— Start SELECTED PASSAGE —
They introduced a new Interface Builder mode for the Mac at WWDC last year, that lets you do GUIs in a more resolution independent way. Hopefully this will make it to iOS soon.

post #10 of 58
Quote:
Originally Posted by ascii View Post

They introduced a new Interface Builder mode for the Mac at WWDC last year, that lets you do GUIs in a more resolution independent way. Hopefully this will make it to iOS soon.

You mean moving beyond the old "springs and struts" paradigm?  Yes, that's one of the changes introduced last week.  I don't know how well it works yet.  The old model wasn't robust enough to handle arbitrary screen sizes; presumably the new way will be much better.  ... and then the Android folks will steal that and it will help them deal with their device diversity mess.
— End SELECTED PASSAGE —
- WRITTEN PROBLEM A
Reproduce the layout coordinate data from its first line through the line containing "circle-icon — [21, 94, 32, 106]", renaming "trash-icon" to "delete-icon" and leaving everything else unchanged.
— Start ENTRIES SHOWN —
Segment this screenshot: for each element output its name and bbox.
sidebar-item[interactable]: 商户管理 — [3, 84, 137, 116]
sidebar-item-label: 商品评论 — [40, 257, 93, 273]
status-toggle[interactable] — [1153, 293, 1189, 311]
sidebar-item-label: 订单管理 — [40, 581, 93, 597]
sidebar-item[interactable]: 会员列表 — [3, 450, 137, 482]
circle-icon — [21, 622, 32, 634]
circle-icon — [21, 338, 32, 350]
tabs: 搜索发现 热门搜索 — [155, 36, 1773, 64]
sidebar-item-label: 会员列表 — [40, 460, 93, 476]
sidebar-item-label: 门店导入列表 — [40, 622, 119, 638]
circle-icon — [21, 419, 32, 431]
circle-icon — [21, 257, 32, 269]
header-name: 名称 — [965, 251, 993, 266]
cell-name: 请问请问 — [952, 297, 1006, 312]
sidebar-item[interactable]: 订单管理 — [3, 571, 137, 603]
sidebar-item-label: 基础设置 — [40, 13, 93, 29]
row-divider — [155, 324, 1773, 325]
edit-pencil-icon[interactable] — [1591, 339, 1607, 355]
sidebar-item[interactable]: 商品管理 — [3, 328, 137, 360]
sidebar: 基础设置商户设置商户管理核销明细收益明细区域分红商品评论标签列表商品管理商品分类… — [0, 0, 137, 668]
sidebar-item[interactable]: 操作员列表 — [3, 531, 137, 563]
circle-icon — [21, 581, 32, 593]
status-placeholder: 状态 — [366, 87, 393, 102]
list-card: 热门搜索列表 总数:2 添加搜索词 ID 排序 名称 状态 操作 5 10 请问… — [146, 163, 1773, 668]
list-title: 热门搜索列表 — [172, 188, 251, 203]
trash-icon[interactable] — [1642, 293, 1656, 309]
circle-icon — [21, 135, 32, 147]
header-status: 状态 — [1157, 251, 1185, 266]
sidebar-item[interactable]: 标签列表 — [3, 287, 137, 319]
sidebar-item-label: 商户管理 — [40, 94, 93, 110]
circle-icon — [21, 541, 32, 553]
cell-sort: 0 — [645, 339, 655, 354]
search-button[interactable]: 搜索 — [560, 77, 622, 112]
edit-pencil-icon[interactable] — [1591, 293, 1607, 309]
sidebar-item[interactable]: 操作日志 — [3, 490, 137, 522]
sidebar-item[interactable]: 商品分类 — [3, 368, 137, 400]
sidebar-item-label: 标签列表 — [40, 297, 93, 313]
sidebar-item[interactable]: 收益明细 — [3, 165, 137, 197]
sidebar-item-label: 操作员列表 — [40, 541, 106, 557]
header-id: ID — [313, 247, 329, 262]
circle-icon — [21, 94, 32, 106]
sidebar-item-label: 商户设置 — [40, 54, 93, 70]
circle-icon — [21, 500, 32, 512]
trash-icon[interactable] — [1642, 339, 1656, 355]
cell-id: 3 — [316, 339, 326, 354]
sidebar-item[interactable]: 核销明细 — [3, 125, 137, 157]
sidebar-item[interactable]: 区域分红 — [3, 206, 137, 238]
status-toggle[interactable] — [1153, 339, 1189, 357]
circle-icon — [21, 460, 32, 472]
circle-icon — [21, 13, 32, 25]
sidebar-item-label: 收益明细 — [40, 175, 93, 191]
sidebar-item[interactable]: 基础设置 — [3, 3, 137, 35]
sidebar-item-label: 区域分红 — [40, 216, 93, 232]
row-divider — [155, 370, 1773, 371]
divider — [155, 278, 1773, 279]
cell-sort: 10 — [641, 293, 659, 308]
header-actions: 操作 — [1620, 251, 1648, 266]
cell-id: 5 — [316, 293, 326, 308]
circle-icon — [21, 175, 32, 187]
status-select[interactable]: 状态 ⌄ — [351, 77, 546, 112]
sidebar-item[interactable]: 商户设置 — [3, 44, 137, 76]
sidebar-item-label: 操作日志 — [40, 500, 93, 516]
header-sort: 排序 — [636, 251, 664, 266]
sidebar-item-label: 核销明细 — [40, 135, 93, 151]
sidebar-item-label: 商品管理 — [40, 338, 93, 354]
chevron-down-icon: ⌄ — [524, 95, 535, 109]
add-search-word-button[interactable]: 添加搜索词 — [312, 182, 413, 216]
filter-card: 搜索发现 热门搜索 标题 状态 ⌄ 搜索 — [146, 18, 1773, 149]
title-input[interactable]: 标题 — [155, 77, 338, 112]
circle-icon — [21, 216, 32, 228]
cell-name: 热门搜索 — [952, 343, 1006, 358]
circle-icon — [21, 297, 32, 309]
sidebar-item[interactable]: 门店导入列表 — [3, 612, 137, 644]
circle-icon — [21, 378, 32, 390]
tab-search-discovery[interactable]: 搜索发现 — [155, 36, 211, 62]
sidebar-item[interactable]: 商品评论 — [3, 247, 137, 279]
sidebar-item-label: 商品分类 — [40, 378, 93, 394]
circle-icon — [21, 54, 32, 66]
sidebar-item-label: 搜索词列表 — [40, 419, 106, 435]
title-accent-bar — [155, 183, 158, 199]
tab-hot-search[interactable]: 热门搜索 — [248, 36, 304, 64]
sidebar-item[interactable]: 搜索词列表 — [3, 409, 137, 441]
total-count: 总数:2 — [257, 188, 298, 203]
— End ENTRIES SHOWN —
- WRITTEN PROBLEM B
From the forum post, copy the words verbatim, starting with "You mean moving" and going on through "device diversity mess.".

- FULL ANSWER A
Segment this screenshot: for each element output its name and bbox.
sidebar-item[interactable]: 商户管理 — [3, 84, 137, 116]
sidebar-item-label: 商品评论 — [40, 257, 93, 273]
status-toggle[interactable] — [1153, 293, 1189, 311]
sidebar-item-label: 订单管理 — [40, 581, 93, 597]
sidebar-item[interactable]: 会员列表 — [3, 450, 137, 482]
circle-icon — [21, 622, 32, 634]
circle-icon — [21, 338, 32, 350]
tabs: 搜索发现 热门搜索 — [155, 36, 1773, 64]
sidebar-item-label: 会员列表 — [40, 460, 93, 476]
sidebar-item-label: 门店导入列表 — [40, 622, 119, 638]
circle-icon — [21, 419, 32, 431]
circle-icon — [21, 257, 32, 269]
header-name: 名称 — [965, 251, 993, 266]
cell-name: 请问请问 — [952, 297, 1006, 312]
sidebar-item[interactable]: 订单管理 — [3, 571, 137, 603]
sidebar-item-label: 基础设置 — [40, 13, 93, 29]
row-divider — [155, 324, 1773, 325]
edit-pencil-icon[interactable] — [1591, 339, 1607, 355]
sidebar-item[interactable]: 商品管理 — [3, 328, 137, 360]
sidebar: 基础设置商户设置商户管理核销明细收益明细区域分红商品评论标签列表商品管理商品分类… — [0, 0, 137, 668]
sidebar-item[interactable]: 操作员列表 — [3, 531, 137, 563]
circle-icon — [21, 581, 32, 593]
status-placeholder: 状态 — [366, 87, 393, 102]
list-card: 热门搜索列表 总数:2 添加搜索词 ID 排序 名称 状态 操作 5 10 请问… — [146, 163, 1773, 668]
list-title: 热门搜索列表 — [172, 188, 251, 203]
delete-icon[interactable] — [1642, 293, 1656, 309]
circle-icon — [21, 135, 32, 147]
header-status: 状态 — [1157, 251, 1185, 266]
sidebar-item[interactable]: 标签列表 — [3, 287, 137, 319]
sidebar-item-label: 商户管理 — [40, 94, 93, 110]
circle-icon — [21, 541, 32, 553]
cell-sort: 0 — [645, 339, 655, 354]
search-button[interactable]: 搜索 — [560, 77, 622, 112]
edit-pencil-icon[interactable] — [1591, 293, 1607, 309]
sidebar-item[interactable]: 操作日志 — [3, 490, 137, 522]
sidebar-item[interactable]: 商品分类 — [3, 368, 137, 400]
sidebar-item-label: 标签列表 — [40, 297, 93, 313]
sidebar-item[interactable]: 收益明细 — [3, 165, 137, 197]
sidebar-item-label: 操作员列表 — [40, 541, 106, 557]
header-id: ID — [313, 247, 329, 262]
circle-icon — [21, 94, 32, 106]

- FULL ANSWER B
You mean moving beyond the old "springs and struts" paradigm?  Yes, that's one of the changes introduced last week.  I don't know how well it works yet.  The old model wasn't robust enough to handle arbitrary screen sizes; presumably the new way will be much better.  ... and then the Android folks will steal that and it will help them deal with their device diversity mess.